• [EXERCISE OBJECTIVE]: Copy out all lines in the data below containing the string "économie".

• [PROVIDED RECORDS]:
·····

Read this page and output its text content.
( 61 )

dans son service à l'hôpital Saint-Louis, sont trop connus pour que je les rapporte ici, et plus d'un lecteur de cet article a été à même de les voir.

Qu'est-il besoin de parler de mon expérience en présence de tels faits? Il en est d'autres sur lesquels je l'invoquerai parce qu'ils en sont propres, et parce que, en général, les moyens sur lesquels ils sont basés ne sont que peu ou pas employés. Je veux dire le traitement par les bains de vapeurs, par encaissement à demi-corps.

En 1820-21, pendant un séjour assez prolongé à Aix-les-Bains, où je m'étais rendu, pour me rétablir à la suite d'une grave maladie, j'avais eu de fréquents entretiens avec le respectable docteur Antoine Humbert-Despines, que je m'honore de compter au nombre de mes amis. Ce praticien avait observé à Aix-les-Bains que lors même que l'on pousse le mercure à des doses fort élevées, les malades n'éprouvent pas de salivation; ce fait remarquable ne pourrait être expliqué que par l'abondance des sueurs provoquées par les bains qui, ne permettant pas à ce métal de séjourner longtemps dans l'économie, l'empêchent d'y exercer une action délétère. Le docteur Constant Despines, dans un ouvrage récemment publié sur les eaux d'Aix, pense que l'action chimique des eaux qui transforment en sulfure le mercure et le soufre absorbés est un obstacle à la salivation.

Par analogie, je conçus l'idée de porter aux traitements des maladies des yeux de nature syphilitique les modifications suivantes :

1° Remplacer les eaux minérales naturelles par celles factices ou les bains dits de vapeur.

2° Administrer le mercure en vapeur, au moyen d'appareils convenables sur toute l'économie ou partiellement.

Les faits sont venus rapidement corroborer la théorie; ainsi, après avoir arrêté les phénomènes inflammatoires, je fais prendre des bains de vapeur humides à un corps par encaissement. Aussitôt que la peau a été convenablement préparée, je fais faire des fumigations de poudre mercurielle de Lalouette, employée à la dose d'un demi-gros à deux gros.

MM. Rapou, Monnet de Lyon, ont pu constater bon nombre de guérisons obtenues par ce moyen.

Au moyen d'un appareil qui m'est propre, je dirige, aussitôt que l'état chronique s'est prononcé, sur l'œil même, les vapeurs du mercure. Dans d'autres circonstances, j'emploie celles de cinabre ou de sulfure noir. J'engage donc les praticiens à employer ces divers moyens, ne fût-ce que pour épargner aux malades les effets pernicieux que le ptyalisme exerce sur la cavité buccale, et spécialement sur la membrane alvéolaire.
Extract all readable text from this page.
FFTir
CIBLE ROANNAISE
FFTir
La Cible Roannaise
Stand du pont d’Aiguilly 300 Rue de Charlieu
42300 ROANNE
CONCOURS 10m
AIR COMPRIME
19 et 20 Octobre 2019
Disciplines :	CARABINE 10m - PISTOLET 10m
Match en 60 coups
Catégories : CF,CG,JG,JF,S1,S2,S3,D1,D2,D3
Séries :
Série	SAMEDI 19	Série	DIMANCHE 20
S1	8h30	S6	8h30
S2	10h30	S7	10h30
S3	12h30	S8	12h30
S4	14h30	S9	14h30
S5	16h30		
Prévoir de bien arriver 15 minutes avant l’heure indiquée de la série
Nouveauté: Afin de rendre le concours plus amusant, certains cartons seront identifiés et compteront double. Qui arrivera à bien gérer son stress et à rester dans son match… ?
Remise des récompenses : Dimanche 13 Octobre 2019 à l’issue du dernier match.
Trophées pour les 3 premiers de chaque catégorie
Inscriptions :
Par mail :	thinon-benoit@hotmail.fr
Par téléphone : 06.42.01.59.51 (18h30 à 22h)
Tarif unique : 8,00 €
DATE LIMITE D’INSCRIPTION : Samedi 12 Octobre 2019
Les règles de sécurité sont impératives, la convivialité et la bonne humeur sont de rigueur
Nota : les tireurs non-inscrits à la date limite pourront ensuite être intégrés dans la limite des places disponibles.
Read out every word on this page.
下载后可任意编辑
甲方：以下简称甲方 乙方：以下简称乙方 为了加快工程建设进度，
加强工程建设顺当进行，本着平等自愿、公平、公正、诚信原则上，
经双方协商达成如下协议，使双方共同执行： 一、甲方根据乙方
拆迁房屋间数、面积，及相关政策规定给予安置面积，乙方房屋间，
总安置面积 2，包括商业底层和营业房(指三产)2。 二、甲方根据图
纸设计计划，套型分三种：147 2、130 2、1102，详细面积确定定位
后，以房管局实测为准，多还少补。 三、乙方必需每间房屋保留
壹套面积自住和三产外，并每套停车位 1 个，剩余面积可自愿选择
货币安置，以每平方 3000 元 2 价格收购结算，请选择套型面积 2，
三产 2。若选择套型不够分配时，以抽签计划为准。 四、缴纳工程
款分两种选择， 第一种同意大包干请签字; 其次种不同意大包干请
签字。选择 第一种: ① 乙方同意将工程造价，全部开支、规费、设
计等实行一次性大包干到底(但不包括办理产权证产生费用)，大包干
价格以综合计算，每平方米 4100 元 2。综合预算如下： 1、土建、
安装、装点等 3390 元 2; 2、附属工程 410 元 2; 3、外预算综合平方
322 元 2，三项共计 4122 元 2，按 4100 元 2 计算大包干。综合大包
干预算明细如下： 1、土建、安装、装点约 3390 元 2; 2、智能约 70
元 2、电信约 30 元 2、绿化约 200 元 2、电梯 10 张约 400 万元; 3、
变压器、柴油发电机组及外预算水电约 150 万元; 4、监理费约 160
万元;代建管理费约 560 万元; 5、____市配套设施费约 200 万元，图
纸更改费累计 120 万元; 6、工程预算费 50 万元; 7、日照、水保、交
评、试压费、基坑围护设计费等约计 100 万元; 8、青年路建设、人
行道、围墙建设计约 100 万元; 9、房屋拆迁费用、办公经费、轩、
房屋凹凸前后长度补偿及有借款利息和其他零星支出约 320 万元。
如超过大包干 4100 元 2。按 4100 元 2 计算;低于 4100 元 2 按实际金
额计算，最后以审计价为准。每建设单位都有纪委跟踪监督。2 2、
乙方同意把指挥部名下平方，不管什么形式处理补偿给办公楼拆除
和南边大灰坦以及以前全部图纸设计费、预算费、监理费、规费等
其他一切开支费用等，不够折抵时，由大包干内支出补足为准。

·····

• [WRITTEN RESPONSE]:
En 1820-21, pendant un séjour assez prolongé à Aix-les-Bains, où je m'étais rendu, pour me rétablir à la suite d'une grave maladie, j'avais eu de fréquents entretiens avec le respectable docteur Antoine Humbert-Despines, que je m'honore de compter au nombre de mes amis. Ce praticien avait observé à Aix-les-Bains que lors même que l'on pousse le mercure à des doses fort élevées, les malades n'éprouvent pas de salivation; ce fait remarquable ne pourrait être expliqué que par l'abondance des sueurs provoquées par les bains qui, ne permettant pas à ce métal de séjourner longtemps dans l'économie, l'empêchent d'y exercer une action délétère. Le docteur Constant Despines, dans un ouvrage récemment publié sur les eaux d'Aix, pense que l'action chimique des eaux qui transforment en sulfure le mercure et le soufre absorbés est un obstacle à la salivation.
2° Administrer le mercure en vapeur, au moyen d'appareils convenables sur toute l'économie ou partiellement.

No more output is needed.